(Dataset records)
>> START

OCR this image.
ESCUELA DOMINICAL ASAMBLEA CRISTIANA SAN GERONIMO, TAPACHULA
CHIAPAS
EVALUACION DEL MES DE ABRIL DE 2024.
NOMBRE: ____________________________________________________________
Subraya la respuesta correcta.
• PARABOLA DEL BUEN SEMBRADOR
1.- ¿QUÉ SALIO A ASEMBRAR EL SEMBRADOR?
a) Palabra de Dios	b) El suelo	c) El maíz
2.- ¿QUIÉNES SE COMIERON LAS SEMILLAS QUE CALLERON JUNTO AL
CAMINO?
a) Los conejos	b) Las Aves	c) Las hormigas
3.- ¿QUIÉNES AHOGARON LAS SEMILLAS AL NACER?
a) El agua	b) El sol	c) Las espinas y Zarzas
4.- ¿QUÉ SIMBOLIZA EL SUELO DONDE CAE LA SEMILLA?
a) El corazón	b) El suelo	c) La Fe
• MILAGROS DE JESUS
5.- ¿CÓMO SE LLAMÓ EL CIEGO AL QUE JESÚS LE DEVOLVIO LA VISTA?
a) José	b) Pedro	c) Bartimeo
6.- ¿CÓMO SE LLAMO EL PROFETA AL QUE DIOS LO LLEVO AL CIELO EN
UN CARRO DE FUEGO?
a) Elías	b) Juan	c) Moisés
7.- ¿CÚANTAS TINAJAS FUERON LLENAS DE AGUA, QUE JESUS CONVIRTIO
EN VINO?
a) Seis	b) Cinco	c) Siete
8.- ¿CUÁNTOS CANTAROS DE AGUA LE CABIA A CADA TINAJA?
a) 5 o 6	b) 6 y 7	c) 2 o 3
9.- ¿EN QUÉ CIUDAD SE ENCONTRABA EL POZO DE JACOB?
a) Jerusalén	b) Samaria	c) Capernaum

>> END

▸ **PROBLEM DESCRIPTION**: Show every line from the listing above in which the string "CÓMO" appears.

▸ **EXERCISE SOLUTION**:
5.- ¿CÓMO SE LLAMÓ EL CIEGO AL QUE JESÚS LE DEVOLVIO LA VISTA?
6.- ¿CÓMO SE LLAMO EL PROFETA AL QUE DIOS LO LLEVO AL CIELO EN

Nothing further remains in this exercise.